→ **Request**
Return every line below in which "没按要求公布的不得分" appears.

[Saved entries]
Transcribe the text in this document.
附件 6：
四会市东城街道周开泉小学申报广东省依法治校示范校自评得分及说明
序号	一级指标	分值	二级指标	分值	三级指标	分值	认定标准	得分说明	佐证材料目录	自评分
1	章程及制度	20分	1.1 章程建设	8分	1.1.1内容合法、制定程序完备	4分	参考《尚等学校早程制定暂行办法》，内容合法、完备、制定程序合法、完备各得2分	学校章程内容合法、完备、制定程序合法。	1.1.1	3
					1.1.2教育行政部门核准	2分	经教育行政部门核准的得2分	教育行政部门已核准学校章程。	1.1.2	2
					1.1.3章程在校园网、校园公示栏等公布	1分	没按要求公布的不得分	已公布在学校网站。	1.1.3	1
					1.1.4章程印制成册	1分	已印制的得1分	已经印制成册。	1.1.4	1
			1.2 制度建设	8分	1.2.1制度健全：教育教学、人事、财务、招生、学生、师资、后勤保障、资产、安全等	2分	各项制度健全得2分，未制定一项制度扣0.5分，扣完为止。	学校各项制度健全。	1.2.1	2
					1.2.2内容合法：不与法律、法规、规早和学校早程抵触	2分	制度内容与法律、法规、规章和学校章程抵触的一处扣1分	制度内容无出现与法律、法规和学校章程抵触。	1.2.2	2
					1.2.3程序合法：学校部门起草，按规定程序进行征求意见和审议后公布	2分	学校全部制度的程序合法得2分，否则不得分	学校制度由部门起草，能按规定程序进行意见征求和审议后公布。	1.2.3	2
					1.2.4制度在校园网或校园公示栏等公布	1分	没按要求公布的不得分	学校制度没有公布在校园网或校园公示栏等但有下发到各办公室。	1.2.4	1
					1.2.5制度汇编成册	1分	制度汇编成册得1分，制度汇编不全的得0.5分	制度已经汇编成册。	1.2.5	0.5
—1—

→ **Solution to this task**
					1.1.3章程在校园网、校园公示栏等公布	1分	没按要求公布的不得分	已公布在学校网站。	1.1.3	1
					1.2.4制度在校园网或校园公示栏等公布	1分	没按要求公布的不得分	学校制度没有公布在校园网或校园公示栏等但有下发到各办公室。	1.2.4	1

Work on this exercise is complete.